[Task statement] Reproduce the page on sex-stratified adiposity SDS below in full, word for word, leaving out the entries that come after it.

====== Given text ======

Adiposity SDS (Sex-Stratified)

Scope

Sex-stratified SDS (z-scores) for anthropometric measures using separate male/female references, with NA policies and flexible variable mapping.

When to use this

You need sex-specific standardization before modeling or flagging outliers.
Your study has both men and women and you want SDS relative to sex-appropriate reference means/SDs.
You want built-in options for missing data handling and plausibility screening.

What you need (rich guide)

Required: sex (coded M/F or 1/2 after mapping) and at least one anthropometric variable present in both ref$M and ref$F.
Reference list: ref$M and ref$F must cover identical variable names, each with mean and sd > 0.
Units: use the same units in your data as in the reference (e.g., BMI kg/m^2, waist cm, height cm).
Optional: allow_partial = TRUE to skip missing variables instead of erroring.

Load packages and data

Use a small slice of the packaged simulated data. Replace sim_small with your data.

====== Listing ======

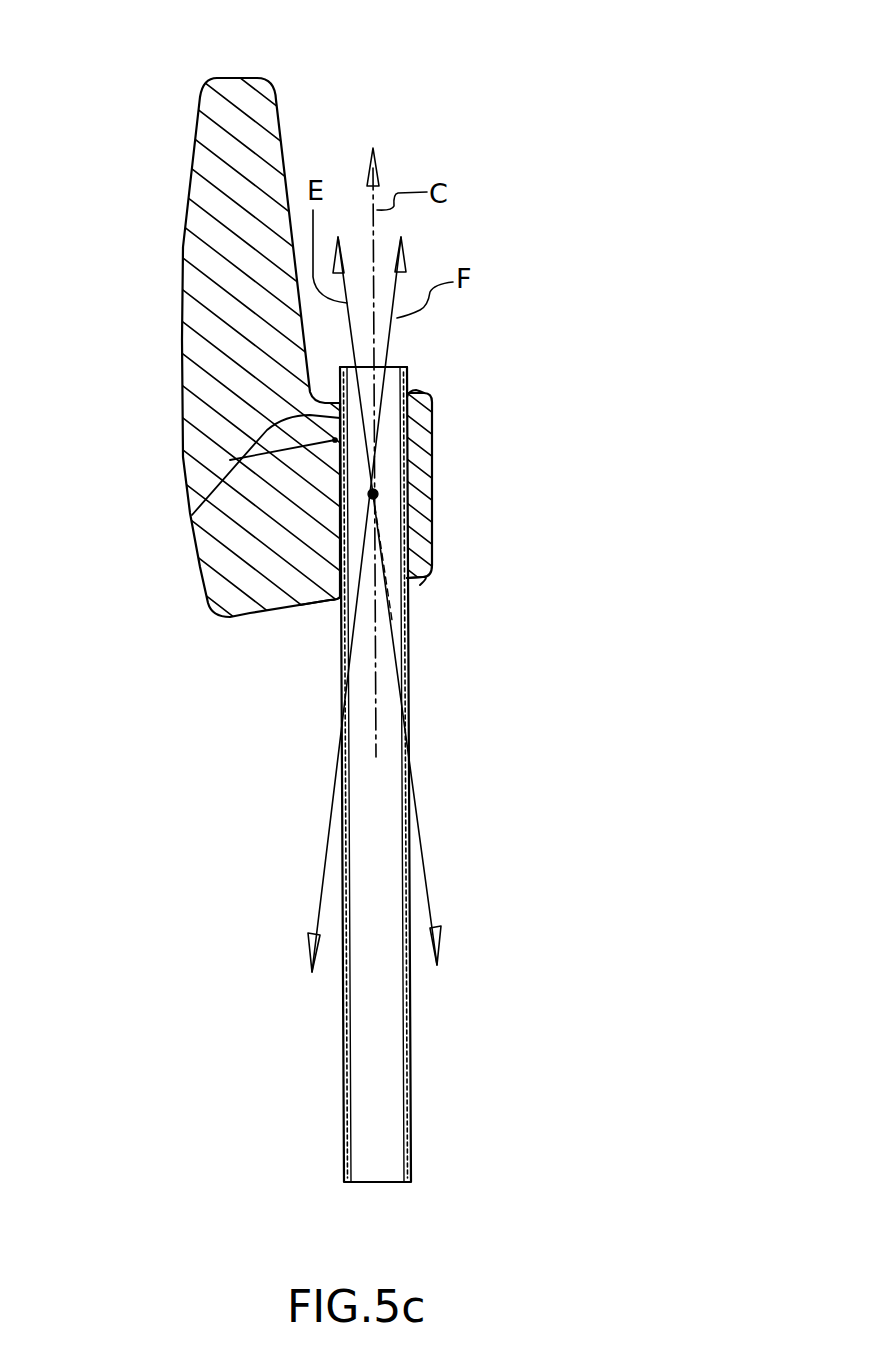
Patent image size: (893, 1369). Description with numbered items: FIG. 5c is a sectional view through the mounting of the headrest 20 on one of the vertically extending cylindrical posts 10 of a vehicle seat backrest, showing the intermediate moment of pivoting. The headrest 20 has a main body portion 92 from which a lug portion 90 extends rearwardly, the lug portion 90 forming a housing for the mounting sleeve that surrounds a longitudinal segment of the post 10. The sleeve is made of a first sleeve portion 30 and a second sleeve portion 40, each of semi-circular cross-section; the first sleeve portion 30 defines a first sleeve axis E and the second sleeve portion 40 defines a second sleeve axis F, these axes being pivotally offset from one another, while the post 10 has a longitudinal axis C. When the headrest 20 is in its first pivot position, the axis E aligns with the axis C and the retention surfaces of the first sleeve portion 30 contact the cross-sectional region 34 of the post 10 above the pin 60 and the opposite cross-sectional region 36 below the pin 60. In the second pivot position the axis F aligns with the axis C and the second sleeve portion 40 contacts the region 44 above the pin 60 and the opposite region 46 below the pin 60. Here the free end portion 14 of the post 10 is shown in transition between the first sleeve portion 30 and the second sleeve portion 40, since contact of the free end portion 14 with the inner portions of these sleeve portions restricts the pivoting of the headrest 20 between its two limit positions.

The mounting post 10 is at (409, 1065).
The free end portion 14 is at (392, 377).
The headrest 20 is at (356, 97).
The first sleeve portion 30 is at (192, 515).
The cross-sectional region of post 34 is at (230, 460).
The cross-sectional region of post 36 is at (420, 575).
The second sleeve portion 40 is at (410, 390).
The cross-sectional region of post 44 is at (413, 430).
The cross-sectional region of post 46 is at (317, 600).
The pin 60 is at (380, 493).
The lug portion 90 is at (413, 518).
The main body portion 92 is at (183, 245).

======

[Result]
Adiposity SDS (Sex-Stratified)

Scope

Sex-stratified SDS (z-scores) for anthropometric measures using separate male/female references, with NA policies and flexible variable mapping.

When to use this

You need sex-specific standardization before modeling or flagging outliers.
Your study has both men and women and you want SDS relative to sex-appropriate reference means/SDs.
You want built-in options for missing data handling and plausibility screening.

What you need (rich guide)

Required: sex (coded M/F or 1/2 after mapping) and at least one anthropometric variable present in both ref$M and ref$F.
Reference list: ref$M and ref$F must cover identical variable names, each with mean and sd > 0.
Units: use the same units in your data as in the reference (e.g., BMI kg/m^2, waist cm, height cm).
Optional: allow_partial = TRUE to skip missing variables instead of erroring.

Load packages and data

Use a small slice of the packaged simulated data. Replace sim_small with your data.